**SELECTED TEXT:**
[START]
550.10THANKSHPSTEK::BHOVEYThu Nov 02 1989 09:247
    
    
    	THANKS FOR ALL THE INPUT YOU HELPED CONSIDERABLY. I THINK I'LL TRY
    THE PUMP METHOD. SOUNDS LESS MESSY AND TIME CONSUMING.
    
    
    BILL  
550.11Cars need their rear ends tended to too (-:ULTRA::BURGESSPlywood product platform performance person (P5)Thu Nov 02 1989 11:1828
re            <<< Note 550.8 by SALEM::TAYLOR_M "Passing Lane Addict" >>>
>               -< OMC says "Multi-Viscosity for '86 and later" >-

>    Reg, Judging by *my* GM K5 Blazer's reliability, I can see why you
>    change your diff fluids! You got the 'Suburban, right?

	Hey, enough of the GMC bashin' already !  (-:   
I'm not worried specifically about GMC products' reliability, I did/do
annual changes on the Ford, AMC, Mitsubishi and Volvo vehicles too.  
Since I have >2x boat $K in the 'burb and I change the boat's  "rear end 
oil"  twice a year (for a lot less than half the hours)  its hardly 
going overboard (hah !) to change the rear end oil in the cars once a 
year, ???   Maybe this belongs in a  "Car Kmiles Equivalent to x? boat 
hours"  topic ?  {inverse of the one we already hve}

Check your maintenance schedules, its probably  "recommended". 


>    I saw my marina's hookup the other day. They use a 5-gal pail fitted
>    with a hose fitting to accept their pump. 

	I've seen those, looked nice but it would take quite a while
for a single user to break even on one of those - 5 years at 2 changes
a year @ 1/2 gallon a time, maybe a club purchase ? 

	R	{still hoping to get out of I/Os soooooon (-:  }


550.12OMC sells Hi-Vis in gallon jugsROBOAT::HEBERTCaptain BlighThu Nov 02 1989 11:347
You can buy OMC hi-vis in 1-gallon jugs. They (OMC) has a plastic pump that
screws into the jug, with a 18" or so flexible tube terminated with a
soft rubber neck. This neck fits nicely into the fill hole of my Johnson
outboards. I just pump away. No more tube squeezing. A jug lasts me a
couple of years.

Art
550.13volvo outdrivesWFOV12::EMOND_BTue Apr 17 1990 16:5732
    i have the volvo pentax outdrive with a straight four 125 horse
    motor. it's a 1985 and i just bought it a few weeks ago.
    i consulted with a service manager at a bayliner dealer and the
    jerk told me my outdrive takes 90-w gear oil. i had a half of quart
    in it before i found out it takes 30-w straight non detergent.
    i got the boat from someone who had never own a boat(either) and
    he told me when he winterized it he pulled the outdrive oil plug
    looking to drain any water out of it. so it was about a qt. low.
[END]
**PROMPT 1:**
According to the boat oil thread, how often is the boat's "rear end oil" changed?
The boat oil thread and the entries come from separate sources.

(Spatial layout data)
[START]
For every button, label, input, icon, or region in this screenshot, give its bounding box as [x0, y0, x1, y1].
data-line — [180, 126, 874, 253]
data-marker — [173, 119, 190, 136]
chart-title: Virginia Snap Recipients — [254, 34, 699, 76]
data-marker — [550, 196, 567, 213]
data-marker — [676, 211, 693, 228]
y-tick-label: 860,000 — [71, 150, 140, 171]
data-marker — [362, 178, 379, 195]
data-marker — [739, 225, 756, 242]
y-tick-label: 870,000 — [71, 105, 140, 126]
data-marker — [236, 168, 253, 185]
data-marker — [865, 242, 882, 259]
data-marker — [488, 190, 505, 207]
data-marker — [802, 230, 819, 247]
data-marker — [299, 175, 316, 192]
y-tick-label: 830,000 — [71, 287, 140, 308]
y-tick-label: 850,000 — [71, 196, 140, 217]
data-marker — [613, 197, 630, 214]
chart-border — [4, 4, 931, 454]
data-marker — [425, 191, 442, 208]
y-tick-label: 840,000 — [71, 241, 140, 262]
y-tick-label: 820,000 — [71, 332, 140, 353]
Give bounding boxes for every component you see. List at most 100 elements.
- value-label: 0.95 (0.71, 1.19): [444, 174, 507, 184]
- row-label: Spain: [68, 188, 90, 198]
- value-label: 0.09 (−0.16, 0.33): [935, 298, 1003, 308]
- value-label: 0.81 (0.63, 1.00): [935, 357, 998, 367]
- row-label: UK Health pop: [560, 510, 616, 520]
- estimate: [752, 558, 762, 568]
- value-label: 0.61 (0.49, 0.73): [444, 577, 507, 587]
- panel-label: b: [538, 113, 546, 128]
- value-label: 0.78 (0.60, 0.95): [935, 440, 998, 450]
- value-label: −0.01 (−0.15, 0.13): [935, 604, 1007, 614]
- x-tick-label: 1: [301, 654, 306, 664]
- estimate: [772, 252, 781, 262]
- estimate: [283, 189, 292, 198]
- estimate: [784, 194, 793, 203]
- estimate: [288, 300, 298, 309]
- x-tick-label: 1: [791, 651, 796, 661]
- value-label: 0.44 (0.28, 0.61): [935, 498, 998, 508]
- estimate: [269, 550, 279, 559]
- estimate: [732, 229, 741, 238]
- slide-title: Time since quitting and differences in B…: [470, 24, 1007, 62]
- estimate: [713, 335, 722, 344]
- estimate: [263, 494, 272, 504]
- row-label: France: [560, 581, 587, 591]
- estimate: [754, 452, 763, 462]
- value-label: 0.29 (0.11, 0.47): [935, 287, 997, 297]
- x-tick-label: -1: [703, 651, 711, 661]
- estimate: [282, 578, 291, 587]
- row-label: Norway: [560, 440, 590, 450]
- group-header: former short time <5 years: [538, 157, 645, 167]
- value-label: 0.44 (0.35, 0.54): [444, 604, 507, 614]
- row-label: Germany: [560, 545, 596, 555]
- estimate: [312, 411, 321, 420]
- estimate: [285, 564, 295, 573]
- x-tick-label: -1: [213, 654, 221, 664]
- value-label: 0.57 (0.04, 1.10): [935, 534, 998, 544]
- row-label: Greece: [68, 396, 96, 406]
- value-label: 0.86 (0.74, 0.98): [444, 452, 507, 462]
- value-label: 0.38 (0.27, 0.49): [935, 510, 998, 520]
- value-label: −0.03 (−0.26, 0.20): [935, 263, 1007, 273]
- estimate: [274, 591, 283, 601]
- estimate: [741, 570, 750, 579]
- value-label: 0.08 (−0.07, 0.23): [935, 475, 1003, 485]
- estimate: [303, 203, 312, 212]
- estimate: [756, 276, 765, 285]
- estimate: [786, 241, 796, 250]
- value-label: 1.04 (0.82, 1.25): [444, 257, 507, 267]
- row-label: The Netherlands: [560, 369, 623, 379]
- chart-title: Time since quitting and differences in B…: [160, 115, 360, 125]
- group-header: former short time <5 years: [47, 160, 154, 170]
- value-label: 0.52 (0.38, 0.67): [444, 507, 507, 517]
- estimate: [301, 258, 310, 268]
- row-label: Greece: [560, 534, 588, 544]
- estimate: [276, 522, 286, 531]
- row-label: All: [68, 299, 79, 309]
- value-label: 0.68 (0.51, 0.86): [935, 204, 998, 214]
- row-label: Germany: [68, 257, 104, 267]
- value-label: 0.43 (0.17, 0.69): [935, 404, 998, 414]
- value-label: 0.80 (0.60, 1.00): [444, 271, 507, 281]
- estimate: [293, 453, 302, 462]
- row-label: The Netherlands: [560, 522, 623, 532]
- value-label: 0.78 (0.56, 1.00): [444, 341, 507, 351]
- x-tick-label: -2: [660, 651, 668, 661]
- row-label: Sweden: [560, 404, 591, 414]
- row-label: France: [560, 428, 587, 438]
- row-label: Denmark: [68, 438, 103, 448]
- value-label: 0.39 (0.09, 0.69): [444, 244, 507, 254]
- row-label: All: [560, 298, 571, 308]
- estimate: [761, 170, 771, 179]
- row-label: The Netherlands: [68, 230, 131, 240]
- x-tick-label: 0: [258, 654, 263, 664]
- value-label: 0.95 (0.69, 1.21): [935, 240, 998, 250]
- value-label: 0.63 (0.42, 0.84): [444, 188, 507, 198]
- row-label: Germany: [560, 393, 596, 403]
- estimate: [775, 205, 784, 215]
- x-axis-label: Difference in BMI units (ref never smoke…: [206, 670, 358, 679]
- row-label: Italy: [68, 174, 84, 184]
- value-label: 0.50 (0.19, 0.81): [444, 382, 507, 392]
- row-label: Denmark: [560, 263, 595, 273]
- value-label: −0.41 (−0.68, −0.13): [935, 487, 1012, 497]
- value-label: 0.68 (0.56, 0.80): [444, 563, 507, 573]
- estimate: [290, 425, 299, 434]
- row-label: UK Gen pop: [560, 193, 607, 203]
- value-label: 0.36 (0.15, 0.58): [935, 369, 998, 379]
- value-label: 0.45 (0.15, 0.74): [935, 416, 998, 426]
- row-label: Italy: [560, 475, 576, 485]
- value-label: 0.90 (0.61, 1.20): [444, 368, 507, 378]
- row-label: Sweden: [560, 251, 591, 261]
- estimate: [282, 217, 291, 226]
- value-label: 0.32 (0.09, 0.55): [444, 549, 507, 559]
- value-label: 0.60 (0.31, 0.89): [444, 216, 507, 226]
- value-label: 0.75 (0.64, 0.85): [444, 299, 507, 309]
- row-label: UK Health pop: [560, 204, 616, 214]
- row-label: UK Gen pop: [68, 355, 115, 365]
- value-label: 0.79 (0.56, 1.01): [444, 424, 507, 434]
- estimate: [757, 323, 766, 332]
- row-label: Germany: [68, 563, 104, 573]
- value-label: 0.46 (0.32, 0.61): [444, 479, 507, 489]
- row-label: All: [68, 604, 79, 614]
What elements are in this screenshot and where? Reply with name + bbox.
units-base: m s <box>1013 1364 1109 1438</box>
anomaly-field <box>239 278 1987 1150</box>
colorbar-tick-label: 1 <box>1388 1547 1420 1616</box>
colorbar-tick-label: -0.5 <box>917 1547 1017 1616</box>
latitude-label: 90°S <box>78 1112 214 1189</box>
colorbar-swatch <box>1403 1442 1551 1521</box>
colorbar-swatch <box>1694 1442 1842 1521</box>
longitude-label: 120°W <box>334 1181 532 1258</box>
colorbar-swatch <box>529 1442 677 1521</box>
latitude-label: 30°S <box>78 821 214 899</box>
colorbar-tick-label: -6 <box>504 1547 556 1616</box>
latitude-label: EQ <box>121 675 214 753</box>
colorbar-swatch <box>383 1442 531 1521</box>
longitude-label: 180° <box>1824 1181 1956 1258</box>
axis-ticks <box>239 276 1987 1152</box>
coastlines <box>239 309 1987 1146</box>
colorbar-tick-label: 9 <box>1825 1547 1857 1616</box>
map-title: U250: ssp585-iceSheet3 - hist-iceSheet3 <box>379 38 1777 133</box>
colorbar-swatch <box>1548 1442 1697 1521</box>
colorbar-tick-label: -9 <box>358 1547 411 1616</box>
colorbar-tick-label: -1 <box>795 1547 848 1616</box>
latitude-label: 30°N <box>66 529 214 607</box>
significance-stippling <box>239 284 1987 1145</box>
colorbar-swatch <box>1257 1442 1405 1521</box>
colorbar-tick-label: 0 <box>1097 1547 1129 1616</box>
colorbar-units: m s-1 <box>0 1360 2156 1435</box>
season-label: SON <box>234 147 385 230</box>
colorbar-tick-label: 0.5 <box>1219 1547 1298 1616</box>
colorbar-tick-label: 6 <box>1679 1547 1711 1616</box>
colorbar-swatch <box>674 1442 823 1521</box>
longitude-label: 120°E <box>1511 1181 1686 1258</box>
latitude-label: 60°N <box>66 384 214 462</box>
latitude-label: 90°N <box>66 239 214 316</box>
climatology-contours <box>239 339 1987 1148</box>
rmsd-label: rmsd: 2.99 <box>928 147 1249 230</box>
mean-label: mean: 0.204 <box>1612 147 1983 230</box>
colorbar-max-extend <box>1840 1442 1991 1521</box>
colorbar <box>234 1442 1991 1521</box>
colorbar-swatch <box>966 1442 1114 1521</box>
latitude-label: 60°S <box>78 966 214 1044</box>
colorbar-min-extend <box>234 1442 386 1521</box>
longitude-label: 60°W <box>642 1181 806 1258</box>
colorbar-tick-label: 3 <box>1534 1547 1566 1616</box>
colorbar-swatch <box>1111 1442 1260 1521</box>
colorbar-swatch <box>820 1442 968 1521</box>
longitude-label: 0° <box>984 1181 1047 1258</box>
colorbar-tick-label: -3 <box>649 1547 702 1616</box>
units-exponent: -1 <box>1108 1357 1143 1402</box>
[END]
**PROMPT 2:**
Please arrange the entries, from their start through the line containing "- estimate: [752, 558, 762, 568]", as a JSON list of strings with one string per line and blank lines omitted.

**WRITTEN RESPONSE 1:**
Twice a year.

**WRITTEN RESPONSE 2:**
[
  "For every button, label, input, icon, or region in this screenshot, give its bounding box as [x0, y0, x1, y1].",
  "data-line — [180, 126, 874, 253]",
  "data-marker — [173, 119, 190, 136]",
  "chart-title: Virginia Snap Recipients — [254, 34, 699, 76]",
  "data-marker — [550, 196, 567, 213]",
  "data-marker — [676, 211, 693, 228]",
  "y-tick-label: 860,000 — [71, 150, 140, 171]",
  "data-marker — [362, 178, 379, 195]",
  "data-marker — [739, 225, 756, 242]",
  "y-tick-label: 870,000 — [71, 105, 140, 126]",
  "data-marker — [236, 168, 253, 185]",
  "data-marker — [865, 242, 882, 259]",
  "data-marker — [488, 190, 505, 207]",
  "data-marker — [802, 230, 819, 247]",
  "data-marker — [299, 175, 316, 192]",
  "y-tick-label: 830,000 — [71, 287, 140, 308]",
  "y-tick-label: 850,000 — [71, 196, 140, 217]",
  "data-marker — [613, 197, 630, 214]",
  "chart-border — [4, 4, 931, 454]",
  "data-marker — [425, 191, 442, 208]",
  "y-tick-label: 840,000 — [71, 241, 140, 262]",
  "y-tick-label: 820,000 — [71, 332, 140, 353]",
  "Give bounding boxes for every component you see. List at most 100 elements.",
  "- value-label: 0.95 (0.71, 1.19): [444, 174, 507, 184]",
  "- row-label: Spain: [68, 188, 90, 198]",
  "- value-label: 0.09 (−0.16, 0.33): [935, 298, 1003, 308]",
  "- value-label: 0.81 (0.63, 1.00): [935, 357, 998, 367]",
  "- row-label: UK Health pop: [560, 510, 616, 520]",
  "- estimate: [752, 558, 762, 568]"
]